- Dataset rows -
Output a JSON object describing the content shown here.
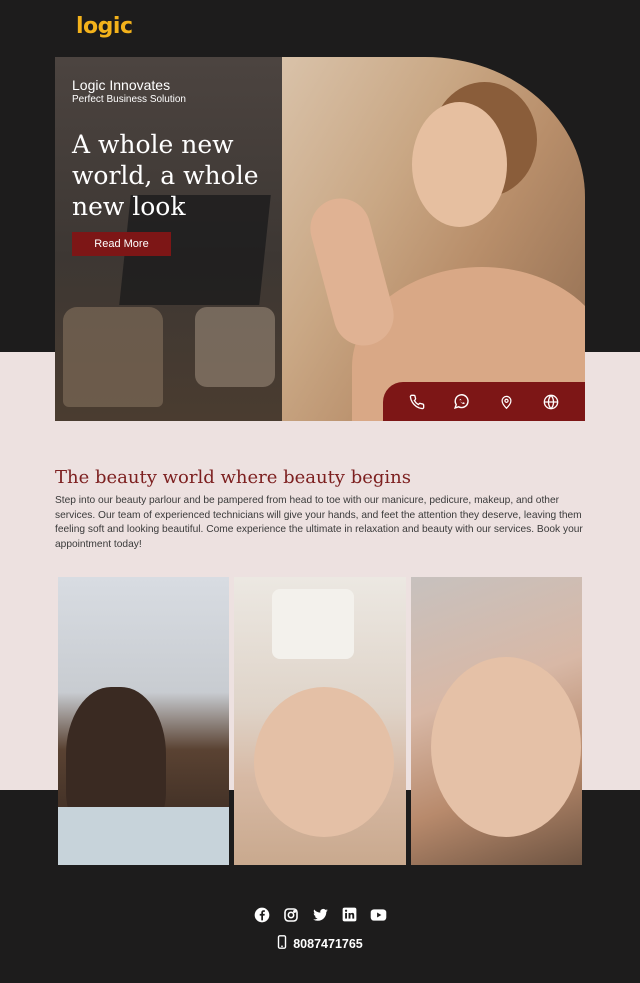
{
  "logo": {
    "text": "logic",
    "sub": ""
  },
  "hero": {
    "brand": "Logic Innovates",
    "tagline": "Perfect Business Solution",
    "headline": "A whole new world, a whole new look",
    "cta_label": "Read More",
    "contact_icons": [
      "phone-icon",
      "whatsapp-icon",
      "location-pin-icon",
      "globe-icon"
    ]
  },
  "about": {
    "title": "The beauty world where beauty begins",
    "body": "Step into our beauty parlour and be pampered from head to toe with our manicure, pedicure, makeup, and other services. Our team of experienced technicians will give your hands, and feet the attention they deserve, leaving them feeling soft and looking beautiful. Come experience the ultimate in relaxation and beauty with our services. Book your appointment today!"
  },
  "gallery": [
    "hair-styling-photo",
    "manicure-photo",
    "eyelash-extension-photo"
  ],
  "footer": {
    "social_icons": [
      "facebook-icon",
      "instagram-icon",
      "twitter-icon",
      "linkedin-icon",
      "youtube-icon"
    ],
    "phone": "8087471765"
  },
  "colors": {
    "accent": "#7d1616",
    "dark": "#1d1c1c",
    "band": "#ede1e0",
    "logo": "#f3b21b"
  }
}
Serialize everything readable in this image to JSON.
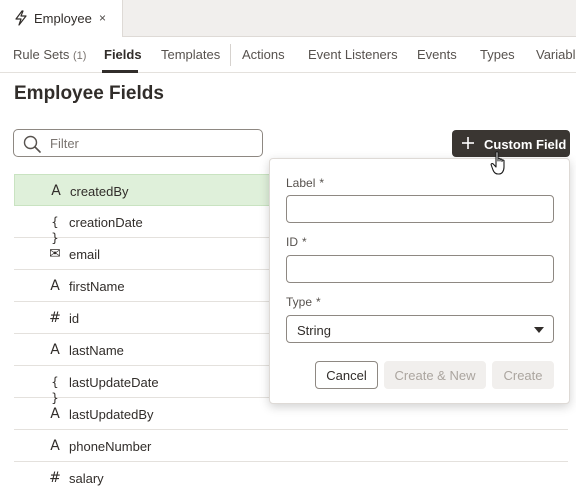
{
  "doc_tab": {
    "label": "Employee",
    "close": "×"
  },
  "sub_tabs": [
    {
      "label": "Rule Sets",
      "count": "(1)"
    },
    {
      "label": "Fields"
    },
    {
      "label": "Templates"
    },
    {
      "label": "Actions"
    },
    {
      "label": "Event Listeners"
    },
    {
      "label": "Events"
    },
    {
      "label": "Types"
    },
    {
      "label": "Variable"
    }
  ],
  "page_title": "Employee Fields",
  "filter": {
    "placeholder": "Filter",
    "value": ""
  },
  "custom_field_button": {
    "label": "Custom Field"
  },
  "fields": [
    {
      "icon": "string-icon",
      "glyph": "A",
      "name": "createdBy"
    },
    {
      "icon": "object-icon",
      "glyph": "{ }",
      "name": "creationDate"
    },
    {
      "icon": "email-icon",
      "glyph": "✉",
      "name": "email"
    },
    {
      "icon": "string-icon",
      "glyph": "A",
      "name": "firstName"
    },
    {
      "icon": "number-icon",
      "glyph": "#",
      "name": "id"
    },
    {
      "icon": "string-icon",
      "glyph": "A",
      "name": "lastName"
    },
    {
      "icon": "object-icon",
      "glyph": "{ }",
      "name": "lastUpdateDate"
    },
    {
      "icon": "string-icon",
      "glyph": "A",
      "name": "lastUpdatedBy"
    },
    {
      "icon": "string-icon",
      "glyph": "A",
      "name": "phoneNumber"
    },
    {
      "icon": "number-icon",
      "glyph": "#",
      "name": "salary"
    }
  ],
  "popup": {
    "label_field": {
      "label": "Label",
      "required": "*",
      "value": ""
    },
    "id_field": {
      "label": "ID",
      "required": "*",
      "value": ""
    },
    "type_field": {
      "label": "Type",
      "required": "*",
      "value": "String"
    },
    "cancel": "Cancel",
    "create_new": "Create & New",
    "create": "Create"
  },
  "colors": {
    "selected_row": "#dff0da",
    "button_dark": "#3a3632"
  }
}
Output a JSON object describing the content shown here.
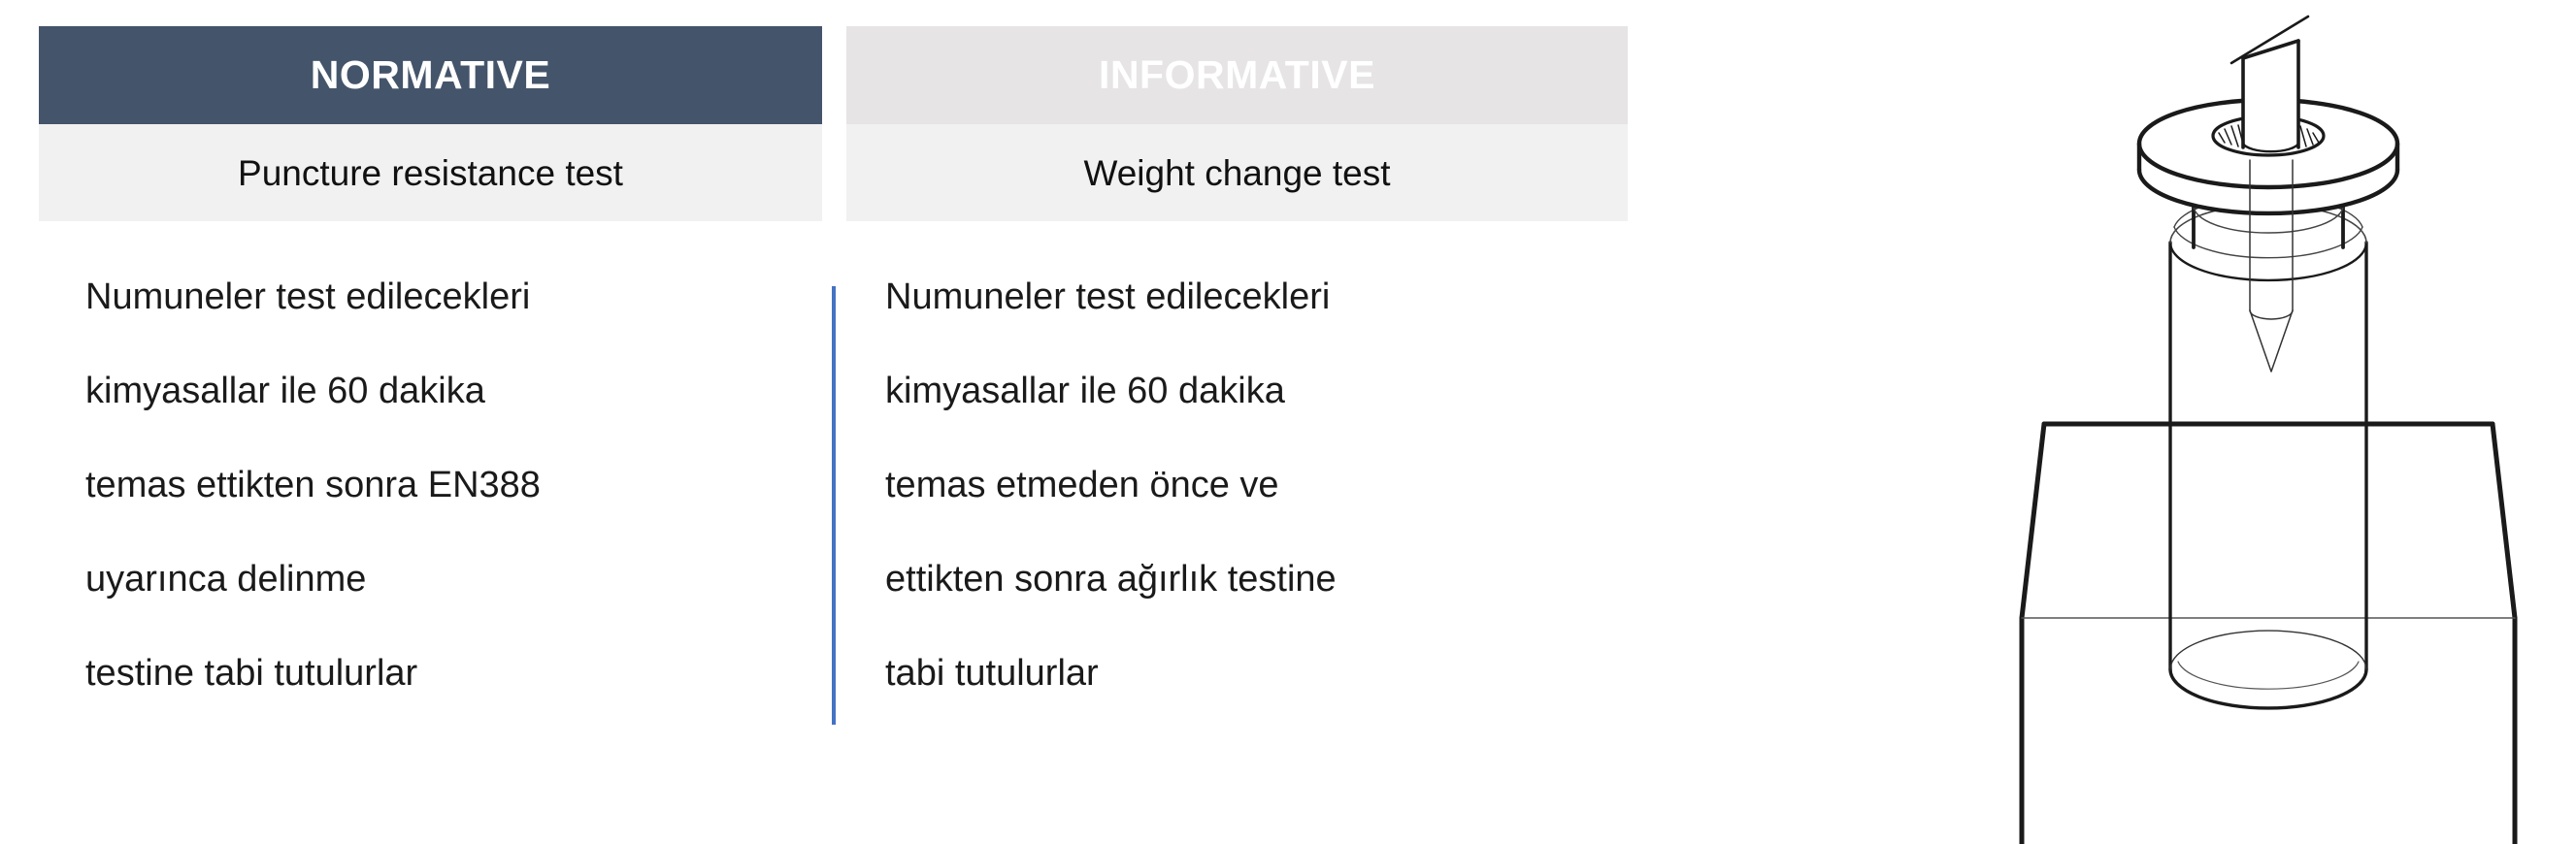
{
  "table": {
    "columns": [
      {
        "id": "normative",
        "header": "NORMATIVE",
        "subheader": "Puncture resistance test",
        "header_bg": "#44546A",
        "header_color": "#FFFFFF",
        "subheader_bg": "#F1F1F1",
        "lines": [
          "Numuneler test edilecekleri",
          "kimyasallar ile 60 dakika",
          "temas ettikten sonra EN388",
          "uyarınca delinme",
          "testine tabi tutulurlar"
        ]
      },
      {
        "id": "informative",
        "header": "INFORMATIVE",
        "subheader": "Weight change test",
        "header_bg": "#E6E4E4",
        "header_color": "#FFFFFF",
        "subheader_bg": "#F1F1F1",
        "lines": [
          "Numuneler test edilecekleri",
          "kimyasallar ile 60 dakika",
          "temas etmeden önce ve",
          "ettikten sonra ağırlık testine",
          "tabi tutulurlar"
        ]
      }
    ],
    "divider_color": "#4472C4"
  },
  "illustration": {
    "name": "puncture-test-apparatus-diagram",
    "description": "Line drawing of a beveled puncture probe passing through a flanged collar into a glass vial mounted on a block stand",
    "line_color": "#1a1a1a",
    "fill_color": "#FFFFFF",
    "parts": [
      "beveled-probe-tip",
      "probe-shaft",
      "flanged-collar-disc",
      "collar-neck",
      "glass-vial-cylinder",
      "conical-probe-point",
      "block-stand"
    ]
  }
}
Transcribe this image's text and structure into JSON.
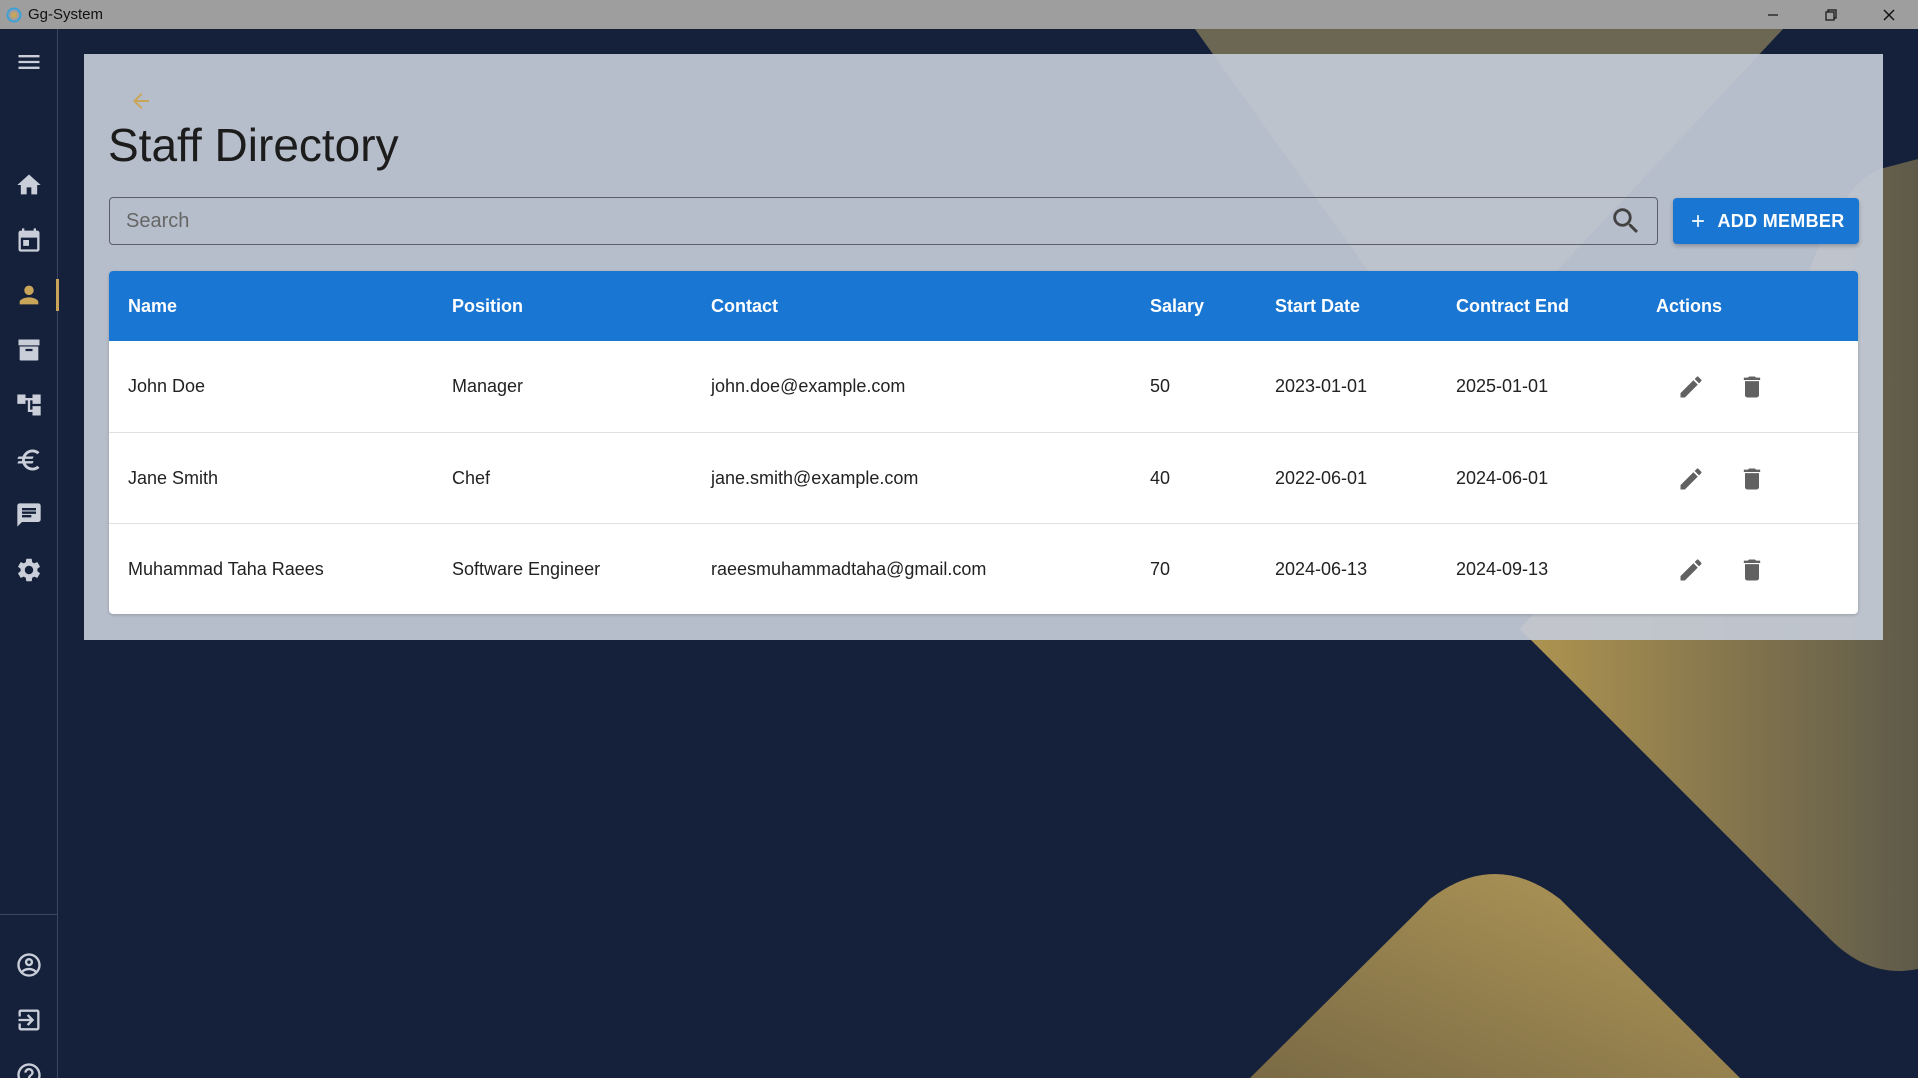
{
  "window": {
    "title": "Gg-System"
  },
  "colors": {
    "accent": "#1976d2",
    "gold": "#c9a55a",
    "navy": "#15213b"
  },
  "sidebar": {
    "top_items": [
      {
        "icon": "menu-icon"
      },
      {
        "icon": "home-icon"
      },
      {
        "icon": "calendar-icon"
      },
      {
        "icon": "person-icon",
        "active": true
      },
      {
        "icon": "archive-icon"
      },
      {
        "icon": "hierarchy-icon"
      },
      {
        "icon": "euro-icon"
      },
      {
        "icon": "chat-icon"
      },
      {
        "icon": "settings-icon"
      }
    ],
    "bottom_items": [
      {
        "icon": "account-circle-icon"
      },
      {
        "icon": "logout-icon"
      },
      {
        "icon": "help-icon"
      }
    ]
  },
  "page": {
    "title": "Staff Directory"
  },
  "search": {
    "placeholder": "Search",
    "value": ""
  },
  "add_button": {
    "label": "ADD MEMBER"
  },
  "table": {
    "columns": [
      "Name",
      "Position",
      "Contact",
      "Salary",
      "Start Date",
      "Contract End",
      "Actions"
    ],
    "rows": [
      {
        "name": "John Doe",
        "position": "Manager",
        "contact": "john.doe@example.com",
        "salary": "50",
        "start": "2023-01-01",
        "end": "2025-01-01"
      },
      {
        "name": "Jane Smith",
        "position": "Chef",
        "contact": "jane.smith@example.com",
        "salary": "40",
        "start": "2022-06-01",
        "end": "2024-06-01"
      },
      {
        "name": "Muhammad Taha Raees",
        "position": "Software Engineer",
        "contact": "raeesmuhammadtaha@gmail.com",
        "salary": "70",
        "start": "2024-06-13",
        "end": "2024-09-13"
      }
    ]
  }
}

- Task requirements -
Count every line in the data that contains the word "probe", then give that count and nothing else.

- Expected output -
4